» **GIVEN TASK**
Transcribe the full listing below exactly.

» **GIVEN INFORMATION**
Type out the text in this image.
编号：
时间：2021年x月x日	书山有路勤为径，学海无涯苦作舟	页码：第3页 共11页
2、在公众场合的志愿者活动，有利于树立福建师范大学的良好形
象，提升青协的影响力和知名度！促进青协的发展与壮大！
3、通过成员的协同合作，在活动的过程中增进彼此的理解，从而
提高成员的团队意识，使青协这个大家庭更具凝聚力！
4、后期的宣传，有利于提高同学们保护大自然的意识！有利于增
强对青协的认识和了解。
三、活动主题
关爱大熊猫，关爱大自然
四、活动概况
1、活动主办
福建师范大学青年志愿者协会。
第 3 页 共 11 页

» **RESPONSE**
Type out the text in this image.
编号：
时间：2021年x月x日	书山有路勤为径，学海无涯苦作舟	页码：第3页 共11页
2、在公众场合的志愿者活动，有利于树立福建师范大学的良好形
象，提升青协的影响力和知名度！促进青协的发展与壮大！
3、通过成员的协同合作，在活动的过程中增进彼此的理解，从而
提高成员的团队意识，使青协这个大家庭更具凝聚力！
4、后期的宣传，有利于提高同学们保护大自然的意识！有利于增
强对青协的认识和了解。
三、活动主题
关爱大熊猫，关爱大自然
四、活动概况
1、活动主办
福建师范大学青年志愿者协会。
第 3 页 共 11 页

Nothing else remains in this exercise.